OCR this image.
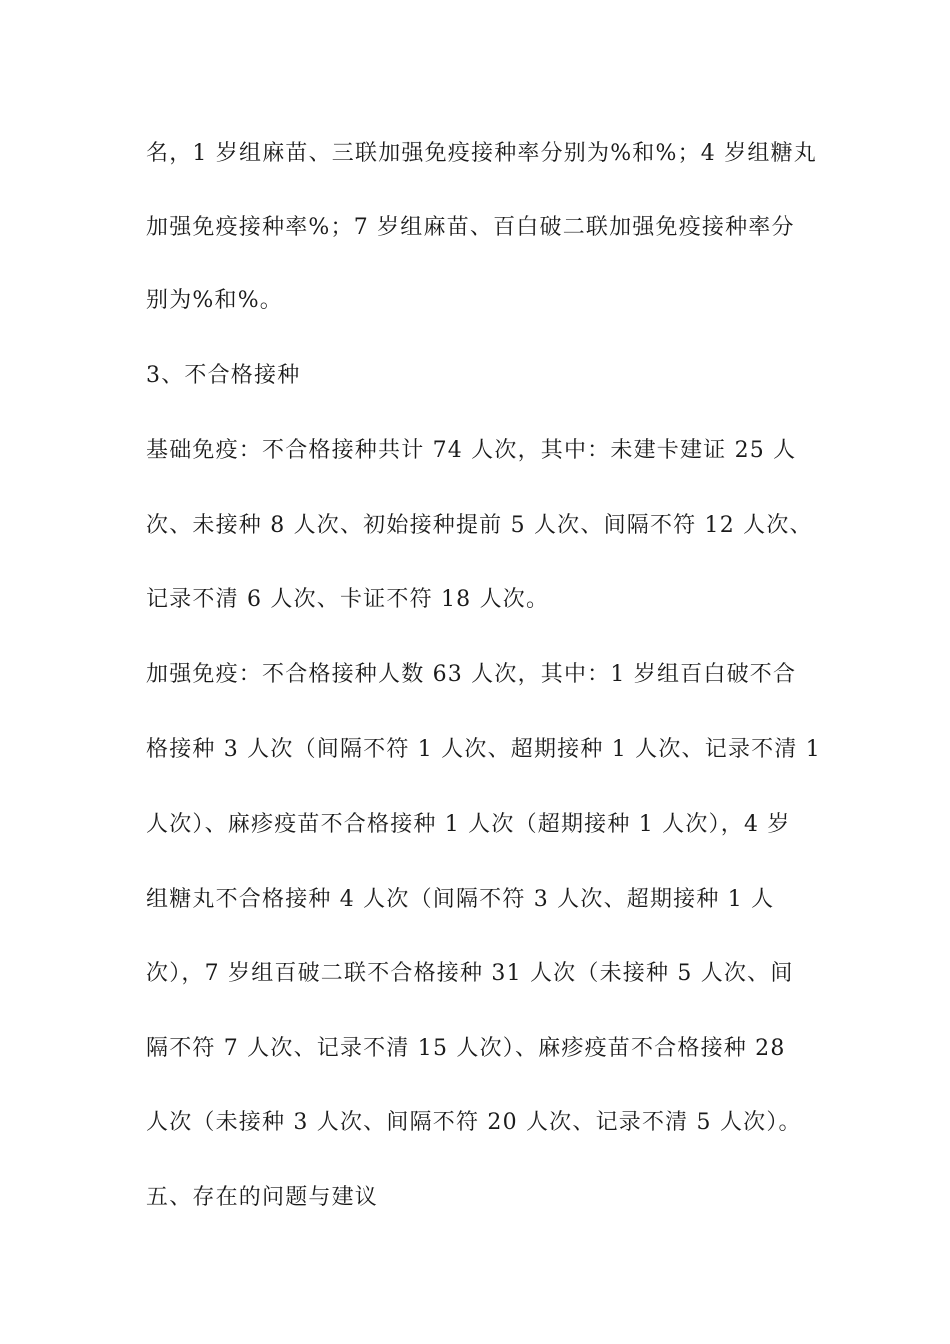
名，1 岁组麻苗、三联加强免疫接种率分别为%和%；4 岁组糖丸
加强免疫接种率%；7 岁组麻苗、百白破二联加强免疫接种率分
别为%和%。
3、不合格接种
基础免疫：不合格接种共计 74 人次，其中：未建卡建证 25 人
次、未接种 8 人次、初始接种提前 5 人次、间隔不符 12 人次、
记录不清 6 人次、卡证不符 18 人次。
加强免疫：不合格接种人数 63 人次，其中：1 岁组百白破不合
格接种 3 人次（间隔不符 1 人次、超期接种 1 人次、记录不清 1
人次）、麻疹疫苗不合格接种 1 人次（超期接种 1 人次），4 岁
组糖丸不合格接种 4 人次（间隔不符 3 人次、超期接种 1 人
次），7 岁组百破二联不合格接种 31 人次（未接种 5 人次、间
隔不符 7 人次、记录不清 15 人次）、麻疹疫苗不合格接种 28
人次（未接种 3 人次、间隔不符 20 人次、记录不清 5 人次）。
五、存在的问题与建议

● ● ●

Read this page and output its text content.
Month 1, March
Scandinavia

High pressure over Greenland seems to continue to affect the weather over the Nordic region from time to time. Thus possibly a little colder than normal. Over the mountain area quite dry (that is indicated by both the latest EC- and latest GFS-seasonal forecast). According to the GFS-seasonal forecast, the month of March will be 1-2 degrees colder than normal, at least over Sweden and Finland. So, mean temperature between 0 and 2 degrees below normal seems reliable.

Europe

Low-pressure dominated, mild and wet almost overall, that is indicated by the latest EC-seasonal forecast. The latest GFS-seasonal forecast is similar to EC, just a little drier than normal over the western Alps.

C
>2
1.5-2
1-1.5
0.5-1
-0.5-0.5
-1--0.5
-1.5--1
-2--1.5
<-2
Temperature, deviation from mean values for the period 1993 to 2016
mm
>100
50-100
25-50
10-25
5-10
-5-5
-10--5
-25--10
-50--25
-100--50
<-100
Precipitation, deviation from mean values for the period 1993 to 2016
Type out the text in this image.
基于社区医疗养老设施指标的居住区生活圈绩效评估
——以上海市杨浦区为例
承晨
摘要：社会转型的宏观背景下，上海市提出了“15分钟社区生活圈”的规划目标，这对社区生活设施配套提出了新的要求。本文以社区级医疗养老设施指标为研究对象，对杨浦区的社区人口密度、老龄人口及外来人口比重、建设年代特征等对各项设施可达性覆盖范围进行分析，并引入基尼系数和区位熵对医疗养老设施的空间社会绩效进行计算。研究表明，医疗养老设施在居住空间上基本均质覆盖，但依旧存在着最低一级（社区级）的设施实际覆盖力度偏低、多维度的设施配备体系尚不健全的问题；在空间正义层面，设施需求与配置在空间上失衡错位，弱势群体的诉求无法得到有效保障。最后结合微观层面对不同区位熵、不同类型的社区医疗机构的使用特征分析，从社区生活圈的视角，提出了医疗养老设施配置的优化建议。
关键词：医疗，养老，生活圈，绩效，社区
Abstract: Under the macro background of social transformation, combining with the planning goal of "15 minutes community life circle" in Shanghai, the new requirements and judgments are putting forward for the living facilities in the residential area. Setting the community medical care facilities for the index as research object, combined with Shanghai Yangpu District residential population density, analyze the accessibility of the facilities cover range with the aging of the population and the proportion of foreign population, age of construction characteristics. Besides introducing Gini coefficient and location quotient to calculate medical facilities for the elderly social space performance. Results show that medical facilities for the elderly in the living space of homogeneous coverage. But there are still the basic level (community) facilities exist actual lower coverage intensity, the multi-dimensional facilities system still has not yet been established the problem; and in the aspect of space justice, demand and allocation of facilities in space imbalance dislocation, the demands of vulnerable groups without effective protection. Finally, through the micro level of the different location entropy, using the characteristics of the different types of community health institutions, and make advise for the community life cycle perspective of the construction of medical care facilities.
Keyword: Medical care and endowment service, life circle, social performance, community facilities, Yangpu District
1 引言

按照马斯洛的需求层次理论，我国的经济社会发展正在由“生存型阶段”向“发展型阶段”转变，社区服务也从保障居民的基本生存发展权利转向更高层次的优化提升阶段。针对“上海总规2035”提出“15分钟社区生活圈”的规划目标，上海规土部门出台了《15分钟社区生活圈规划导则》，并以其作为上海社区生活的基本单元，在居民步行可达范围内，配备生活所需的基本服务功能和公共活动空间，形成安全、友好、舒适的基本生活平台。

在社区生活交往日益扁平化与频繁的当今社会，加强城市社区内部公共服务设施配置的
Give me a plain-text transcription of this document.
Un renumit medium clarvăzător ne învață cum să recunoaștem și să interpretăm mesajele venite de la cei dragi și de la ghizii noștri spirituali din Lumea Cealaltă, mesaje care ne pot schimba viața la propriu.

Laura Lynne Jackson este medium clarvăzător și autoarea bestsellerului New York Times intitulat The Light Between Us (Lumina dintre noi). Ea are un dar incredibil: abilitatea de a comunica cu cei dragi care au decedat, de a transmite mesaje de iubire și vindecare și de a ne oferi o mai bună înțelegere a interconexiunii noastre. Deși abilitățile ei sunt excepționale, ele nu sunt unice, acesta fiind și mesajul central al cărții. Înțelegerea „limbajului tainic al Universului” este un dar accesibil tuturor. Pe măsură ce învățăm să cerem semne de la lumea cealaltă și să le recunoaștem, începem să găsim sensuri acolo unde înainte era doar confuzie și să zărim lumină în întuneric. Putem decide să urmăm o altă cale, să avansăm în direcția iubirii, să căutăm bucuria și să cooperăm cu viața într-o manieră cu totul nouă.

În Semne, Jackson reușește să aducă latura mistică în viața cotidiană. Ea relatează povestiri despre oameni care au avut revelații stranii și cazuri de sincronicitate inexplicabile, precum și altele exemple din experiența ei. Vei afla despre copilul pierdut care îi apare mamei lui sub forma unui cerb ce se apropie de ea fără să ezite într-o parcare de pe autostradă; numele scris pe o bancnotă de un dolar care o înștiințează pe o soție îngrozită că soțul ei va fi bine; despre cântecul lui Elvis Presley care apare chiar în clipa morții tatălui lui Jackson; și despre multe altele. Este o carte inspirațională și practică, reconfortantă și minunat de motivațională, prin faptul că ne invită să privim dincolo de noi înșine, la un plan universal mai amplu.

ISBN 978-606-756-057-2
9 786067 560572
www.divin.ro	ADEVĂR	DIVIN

● ● ●

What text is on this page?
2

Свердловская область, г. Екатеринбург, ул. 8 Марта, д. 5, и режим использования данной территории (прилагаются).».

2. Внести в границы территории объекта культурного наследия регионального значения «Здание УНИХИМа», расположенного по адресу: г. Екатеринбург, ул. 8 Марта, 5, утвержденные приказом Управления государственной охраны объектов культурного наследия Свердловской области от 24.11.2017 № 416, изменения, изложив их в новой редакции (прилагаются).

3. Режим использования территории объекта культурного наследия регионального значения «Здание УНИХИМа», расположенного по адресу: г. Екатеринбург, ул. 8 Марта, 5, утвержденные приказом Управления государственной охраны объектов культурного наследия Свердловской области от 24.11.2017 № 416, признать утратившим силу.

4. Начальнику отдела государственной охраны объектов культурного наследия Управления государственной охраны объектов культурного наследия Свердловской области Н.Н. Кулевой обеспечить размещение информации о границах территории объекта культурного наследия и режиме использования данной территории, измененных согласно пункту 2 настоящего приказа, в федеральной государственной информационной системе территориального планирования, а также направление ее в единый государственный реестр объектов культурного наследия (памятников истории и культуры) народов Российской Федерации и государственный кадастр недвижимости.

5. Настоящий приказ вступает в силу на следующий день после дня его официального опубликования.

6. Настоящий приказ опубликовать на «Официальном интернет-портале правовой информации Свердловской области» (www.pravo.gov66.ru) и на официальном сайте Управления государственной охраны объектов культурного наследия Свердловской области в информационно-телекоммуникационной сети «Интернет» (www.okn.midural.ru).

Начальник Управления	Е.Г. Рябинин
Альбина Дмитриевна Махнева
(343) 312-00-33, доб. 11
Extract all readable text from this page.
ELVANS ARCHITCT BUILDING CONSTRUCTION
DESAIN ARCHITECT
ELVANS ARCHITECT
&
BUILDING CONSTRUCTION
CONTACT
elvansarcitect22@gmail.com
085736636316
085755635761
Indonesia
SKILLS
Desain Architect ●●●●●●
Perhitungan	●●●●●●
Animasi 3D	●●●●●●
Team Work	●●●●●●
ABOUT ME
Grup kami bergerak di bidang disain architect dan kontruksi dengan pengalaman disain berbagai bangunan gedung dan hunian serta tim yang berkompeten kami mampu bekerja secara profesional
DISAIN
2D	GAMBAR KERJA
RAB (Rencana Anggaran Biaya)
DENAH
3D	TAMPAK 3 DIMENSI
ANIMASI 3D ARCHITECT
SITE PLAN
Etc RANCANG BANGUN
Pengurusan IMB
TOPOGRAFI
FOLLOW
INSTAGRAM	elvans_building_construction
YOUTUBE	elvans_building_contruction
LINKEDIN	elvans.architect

● ● ●

▶ WHAT IS BEING ASKED:
Within the listing above, find every line containing the string "text" and return it.

▶ TASK OUTPUT:
Read this page and output its text content.
Type out the text in this image.
Give me a plain-text transcription of this document.
What text is on this page?
Extract all readable text from this page.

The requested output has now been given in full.